Exercise directions :: Write out all the lines again, precisely as they stand, but without the images.

Saved entries

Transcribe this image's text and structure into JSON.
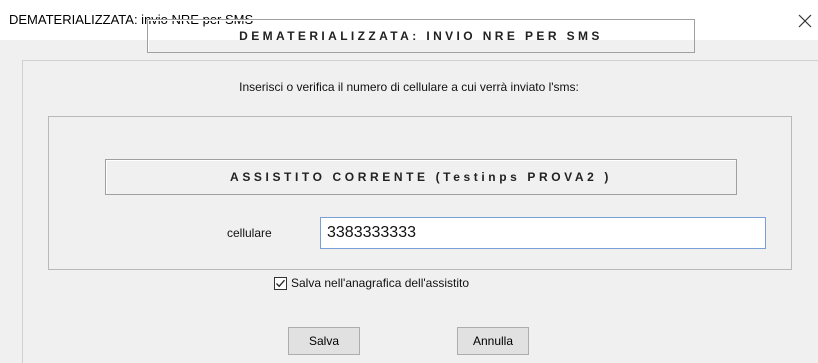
{
  "window": {
    "title": "DEMATERIALIZZATA: invio NRE per SMS",
    "close_glyph": "✕"
  },
  "dialog": {
    "header": "DEMATERIALIZZATA: INVIO NRE PER SMS",
    "instruction": "Inserisci o verifica il numero di cellulare a cui verrà inviato l'sms:",
    "patient_header": "ASSISTITO CORRENTE (Testinps PROVA2 )",
    "phone_label": "cellulare",
    "phone_value": "3383333333",
    "save_to_registry_checked": true,
    "save_to_registry_label": "Salva nell'anagrafica dell'assistito"
  },
  "buttons": {
    "save_label": "Salva",
    "cancel_label": "Annulla"
  },
  "icons": {
    "close": "close-icon",
    "check": "checkmark-icon"
  }
}
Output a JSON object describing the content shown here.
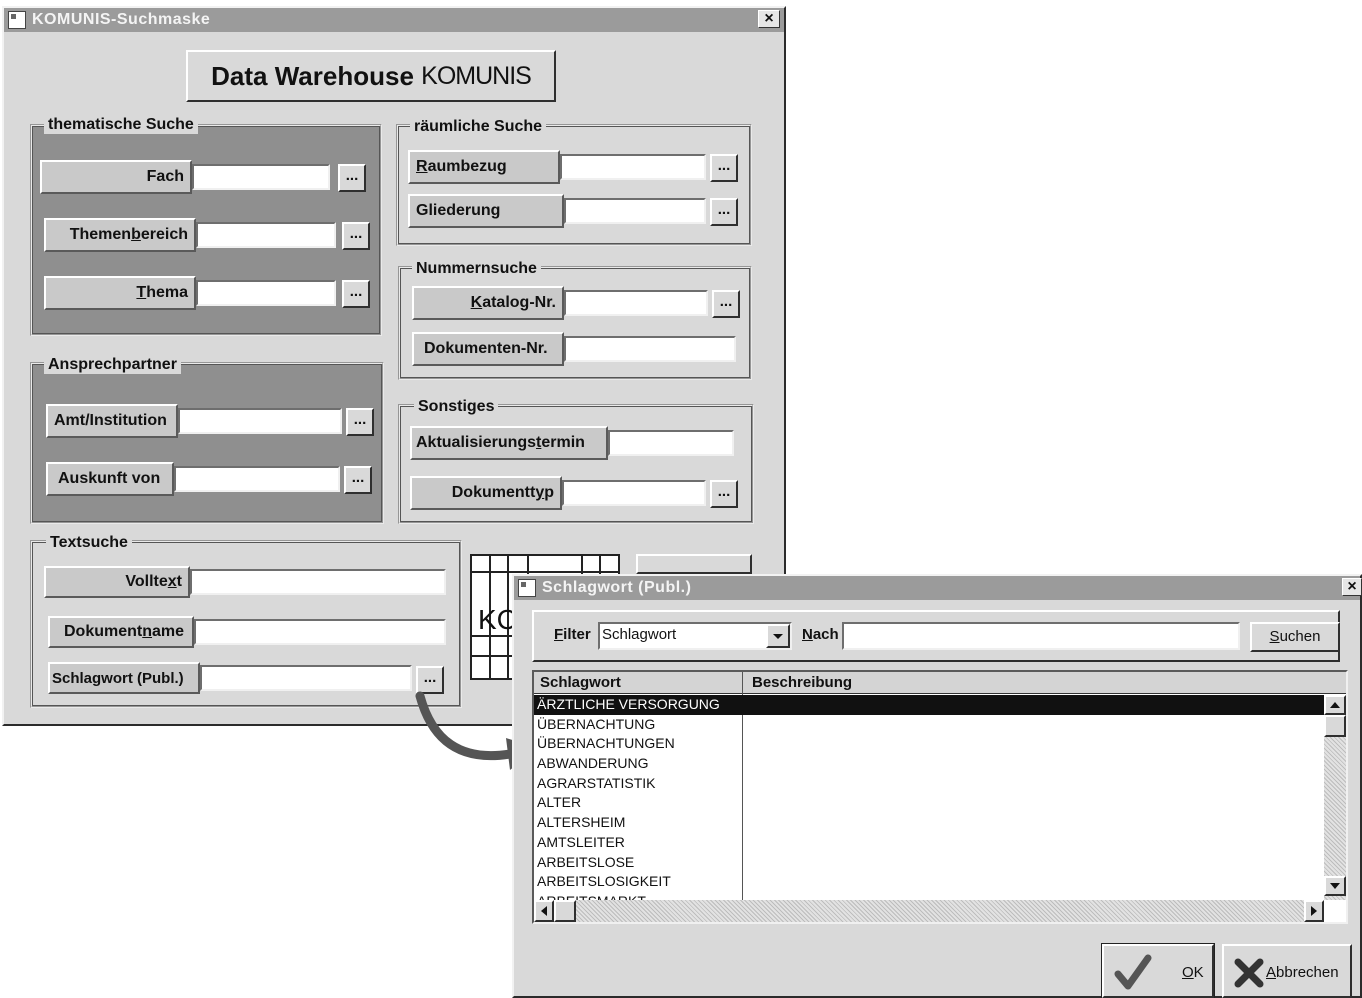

Correct result ::
Transcribe this image's text and structure into JSON.
{
  "window": {
    "title": "DEMATERIALIZZATA: invio NRE per SMS",
    "close_glyph": "✕"
  },
  "dialog": {
    "header": "DEMATERIALIZZATA: INVIO NRE PER SMS",
    "instruction": "Inserisci o verifica il numero di cellulare a cui verrà inviato l'sms:",
    "patient_header": "ASSISTITO CORRENTE (Testinps PROVA2 )",
    "phone_label": "cellulare",
    "phone_value": "3383333333",
    "save_to_registry_checked": true,
    "save_to_registry_label": "Salva nell'anagrafica dell'assistito"
  },
  "buttons": {
    "save_label": "Salva",
    "cancel_label": "Annulla"
  },
  "icons": {
    "close": "close-icon",
    "check": "checkmark-icon"
  }
}
Output a JSON object describing the content shown here.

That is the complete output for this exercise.